## AIM
Scan the material for the word "screenshot", and copy each line where it shows up.

## ITEMS
════

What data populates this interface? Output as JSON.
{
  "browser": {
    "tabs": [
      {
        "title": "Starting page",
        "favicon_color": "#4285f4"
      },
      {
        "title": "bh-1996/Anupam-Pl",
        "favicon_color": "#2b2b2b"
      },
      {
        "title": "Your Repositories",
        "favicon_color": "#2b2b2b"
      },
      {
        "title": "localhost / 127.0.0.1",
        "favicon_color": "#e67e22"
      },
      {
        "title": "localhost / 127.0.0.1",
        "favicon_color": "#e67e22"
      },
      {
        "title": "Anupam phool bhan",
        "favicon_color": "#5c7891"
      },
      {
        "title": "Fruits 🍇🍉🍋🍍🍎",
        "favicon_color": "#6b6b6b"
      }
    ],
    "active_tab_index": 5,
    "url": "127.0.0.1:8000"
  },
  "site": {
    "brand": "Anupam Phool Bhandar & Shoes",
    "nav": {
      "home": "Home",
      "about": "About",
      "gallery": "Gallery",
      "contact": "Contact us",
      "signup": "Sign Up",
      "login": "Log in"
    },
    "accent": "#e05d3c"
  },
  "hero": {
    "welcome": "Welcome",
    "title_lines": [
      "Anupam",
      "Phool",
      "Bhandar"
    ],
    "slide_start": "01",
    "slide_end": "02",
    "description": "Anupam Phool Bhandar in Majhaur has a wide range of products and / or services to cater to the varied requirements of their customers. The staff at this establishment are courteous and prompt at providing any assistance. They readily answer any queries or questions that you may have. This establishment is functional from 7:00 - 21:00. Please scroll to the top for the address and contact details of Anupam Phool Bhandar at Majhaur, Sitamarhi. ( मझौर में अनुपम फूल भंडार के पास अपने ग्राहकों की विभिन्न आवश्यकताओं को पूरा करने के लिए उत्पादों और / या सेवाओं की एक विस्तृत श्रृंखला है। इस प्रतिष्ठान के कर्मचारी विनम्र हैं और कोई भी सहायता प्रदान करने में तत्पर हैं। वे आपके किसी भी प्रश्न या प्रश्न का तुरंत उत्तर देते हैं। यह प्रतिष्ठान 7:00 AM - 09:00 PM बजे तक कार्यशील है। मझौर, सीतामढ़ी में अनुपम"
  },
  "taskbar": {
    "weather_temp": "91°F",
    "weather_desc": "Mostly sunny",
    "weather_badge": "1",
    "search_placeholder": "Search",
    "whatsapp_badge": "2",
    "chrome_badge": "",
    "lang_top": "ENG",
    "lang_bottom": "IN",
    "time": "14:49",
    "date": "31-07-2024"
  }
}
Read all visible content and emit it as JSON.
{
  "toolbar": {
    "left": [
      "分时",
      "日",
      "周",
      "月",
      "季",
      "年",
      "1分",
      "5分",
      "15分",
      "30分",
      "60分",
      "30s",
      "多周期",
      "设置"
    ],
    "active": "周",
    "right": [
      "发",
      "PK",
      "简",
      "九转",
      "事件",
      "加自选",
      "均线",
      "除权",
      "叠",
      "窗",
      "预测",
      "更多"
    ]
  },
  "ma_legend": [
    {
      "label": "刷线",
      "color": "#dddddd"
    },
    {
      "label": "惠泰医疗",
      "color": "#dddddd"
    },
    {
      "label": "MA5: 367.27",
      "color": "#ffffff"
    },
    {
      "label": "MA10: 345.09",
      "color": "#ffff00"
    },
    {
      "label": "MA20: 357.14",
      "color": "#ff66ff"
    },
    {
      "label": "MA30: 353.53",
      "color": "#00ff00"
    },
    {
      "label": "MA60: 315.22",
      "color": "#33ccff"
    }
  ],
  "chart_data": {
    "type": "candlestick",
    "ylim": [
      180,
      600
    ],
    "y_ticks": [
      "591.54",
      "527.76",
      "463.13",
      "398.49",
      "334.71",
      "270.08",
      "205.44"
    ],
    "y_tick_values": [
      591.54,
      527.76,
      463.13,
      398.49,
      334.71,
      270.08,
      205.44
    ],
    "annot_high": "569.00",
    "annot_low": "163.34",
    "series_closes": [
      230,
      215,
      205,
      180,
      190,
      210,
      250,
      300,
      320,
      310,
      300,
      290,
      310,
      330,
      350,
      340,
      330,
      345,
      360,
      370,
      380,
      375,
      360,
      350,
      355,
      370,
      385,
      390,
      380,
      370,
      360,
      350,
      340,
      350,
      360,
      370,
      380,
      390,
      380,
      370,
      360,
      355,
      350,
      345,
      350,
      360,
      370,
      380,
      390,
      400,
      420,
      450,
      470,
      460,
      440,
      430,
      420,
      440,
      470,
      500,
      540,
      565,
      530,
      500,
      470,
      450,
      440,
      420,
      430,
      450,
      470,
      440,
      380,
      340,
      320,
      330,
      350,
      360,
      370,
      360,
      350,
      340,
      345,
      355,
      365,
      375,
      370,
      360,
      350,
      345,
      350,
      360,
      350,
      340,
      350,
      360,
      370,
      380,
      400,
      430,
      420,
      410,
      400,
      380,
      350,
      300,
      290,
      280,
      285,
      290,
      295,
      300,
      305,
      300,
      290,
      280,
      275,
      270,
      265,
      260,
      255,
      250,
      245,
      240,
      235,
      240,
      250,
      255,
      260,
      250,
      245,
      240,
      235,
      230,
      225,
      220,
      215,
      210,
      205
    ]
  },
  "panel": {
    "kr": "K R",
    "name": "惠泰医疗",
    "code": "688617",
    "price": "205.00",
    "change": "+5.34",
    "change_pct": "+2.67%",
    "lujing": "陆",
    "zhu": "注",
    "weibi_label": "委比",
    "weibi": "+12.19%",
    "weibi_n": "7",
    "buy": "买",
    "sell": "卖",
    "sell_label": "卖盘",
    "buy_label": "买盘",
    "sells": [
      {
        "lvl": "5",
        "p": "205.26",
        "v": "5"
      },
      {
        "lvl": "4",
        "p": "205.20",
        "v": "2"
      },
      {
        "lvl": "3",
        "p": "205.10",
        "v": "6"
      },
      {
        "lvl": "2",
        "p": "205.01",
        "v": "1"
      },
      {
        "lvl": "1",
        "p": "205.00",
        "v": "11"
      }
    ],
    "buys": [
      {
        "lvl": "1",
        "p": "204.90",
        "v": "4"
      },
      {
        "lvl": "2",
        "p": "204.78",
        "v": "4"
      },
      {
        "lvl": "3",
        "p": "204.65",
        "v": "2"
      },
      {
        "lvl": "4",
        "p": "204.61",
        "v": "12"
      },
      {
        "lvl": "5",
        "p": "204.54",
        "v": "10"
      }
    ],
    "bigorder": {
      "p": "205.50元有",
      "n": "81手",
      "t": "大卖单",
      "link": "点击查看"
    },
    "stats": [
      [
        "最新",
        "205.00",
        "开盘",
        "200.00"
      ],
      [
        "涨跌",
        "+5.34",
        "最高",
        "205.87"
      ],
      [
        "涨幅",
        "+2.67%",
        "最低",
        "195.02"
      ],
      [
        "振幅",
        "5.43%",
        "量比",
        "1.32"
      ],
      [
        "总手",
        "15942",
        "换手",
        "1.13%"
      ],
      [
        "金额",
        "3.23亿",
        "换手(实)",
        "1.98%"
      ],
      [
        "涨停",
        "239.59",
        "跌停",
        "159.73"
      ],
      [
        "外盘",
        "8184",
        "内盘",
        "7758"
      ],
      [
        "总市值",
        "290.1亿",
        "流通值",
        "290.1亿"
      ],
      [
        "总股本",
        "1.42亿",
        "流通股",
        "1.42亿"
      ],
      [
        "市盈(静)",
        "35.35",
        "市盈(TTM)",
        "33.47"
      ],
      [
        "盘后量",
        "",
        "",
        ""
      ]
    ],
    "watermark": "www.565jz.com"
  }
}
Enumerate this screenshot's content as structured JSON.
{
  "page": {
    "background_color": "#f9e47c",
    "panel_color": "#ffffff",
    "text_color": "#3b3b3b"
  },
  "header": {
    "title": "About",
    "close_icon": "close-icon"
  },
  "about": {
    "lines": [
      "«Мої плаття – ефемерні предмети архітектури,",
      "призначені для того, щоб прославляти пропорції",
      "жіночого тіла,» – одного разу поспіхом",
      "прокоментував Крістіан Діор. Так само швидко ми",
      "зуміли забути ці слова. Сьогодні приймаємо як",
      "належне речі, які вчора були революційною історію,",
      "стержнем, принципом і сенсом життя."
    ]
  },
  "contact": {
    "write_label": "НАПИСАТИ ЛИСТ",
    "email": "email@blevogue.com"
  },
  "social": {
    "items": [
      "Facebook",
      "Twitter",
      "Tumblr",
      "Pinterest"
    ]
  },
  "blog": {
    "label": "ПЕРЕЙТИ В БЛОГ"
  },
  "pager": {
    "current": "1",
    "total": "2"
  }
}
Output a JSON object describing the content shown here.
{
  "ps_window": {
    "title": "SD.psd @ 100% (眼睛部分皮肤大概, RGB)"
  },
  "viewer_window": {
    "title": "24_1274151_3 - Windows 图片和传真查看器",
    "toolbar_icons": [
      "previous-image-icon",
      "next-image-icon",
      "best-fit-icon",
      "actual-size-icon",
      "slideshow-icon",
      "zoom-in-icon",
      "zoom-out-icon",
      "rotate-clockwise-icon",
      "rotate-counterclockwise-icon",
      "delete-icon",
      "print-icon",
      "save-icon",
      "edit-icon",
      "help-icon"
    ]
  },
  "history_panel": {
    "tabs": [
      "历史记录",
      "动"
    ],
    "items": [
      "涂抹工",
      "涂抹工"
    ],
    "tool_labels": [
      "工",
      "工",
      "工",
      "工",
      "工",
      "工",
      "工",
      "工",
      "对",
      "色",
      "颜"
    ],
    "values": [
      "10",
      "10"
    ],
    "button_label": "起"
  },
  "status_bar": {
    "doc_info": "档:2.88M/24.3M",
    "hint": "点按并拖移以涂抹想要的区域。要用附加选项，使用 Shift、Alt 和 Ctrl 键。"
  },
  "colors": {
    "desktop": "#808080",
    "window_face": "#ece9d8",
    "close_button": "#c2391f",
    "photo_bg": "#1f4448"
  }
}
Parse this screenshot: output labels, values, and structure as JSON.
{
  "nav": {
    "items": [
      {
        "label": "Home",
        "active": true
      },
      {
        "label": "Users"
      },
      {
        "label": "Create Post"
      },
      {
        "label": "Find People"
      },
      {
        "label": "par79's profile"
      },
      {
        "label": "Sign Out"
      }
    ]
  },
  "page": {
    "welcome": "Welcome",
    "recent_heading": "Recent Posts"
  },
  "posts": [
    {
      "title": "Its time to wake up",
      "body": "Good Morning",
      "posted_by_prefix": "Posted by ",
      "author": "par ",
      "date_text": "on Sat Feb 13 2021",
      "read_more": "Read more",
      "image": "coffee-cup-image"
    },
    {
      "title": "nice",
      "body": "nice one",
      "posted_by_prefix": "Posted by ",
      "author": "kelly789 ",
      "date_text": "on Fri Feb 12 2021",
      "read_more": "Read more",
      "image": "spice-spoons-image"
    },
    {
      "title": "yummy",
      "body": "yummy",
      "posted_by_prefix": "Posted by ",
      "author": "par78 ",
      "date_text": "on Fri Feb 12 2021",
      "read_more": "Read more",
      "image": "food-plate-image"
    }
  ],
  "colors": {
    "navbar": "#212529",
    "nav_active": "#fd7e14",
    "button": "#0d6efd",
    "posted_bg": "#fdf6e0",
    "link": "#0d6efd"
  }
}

════

## ANSWER FOR THIS EXERCISE
Enumerate this screenshot's content as structured JSON.
Parse this screenshot: output labels, values, and structure as JSON.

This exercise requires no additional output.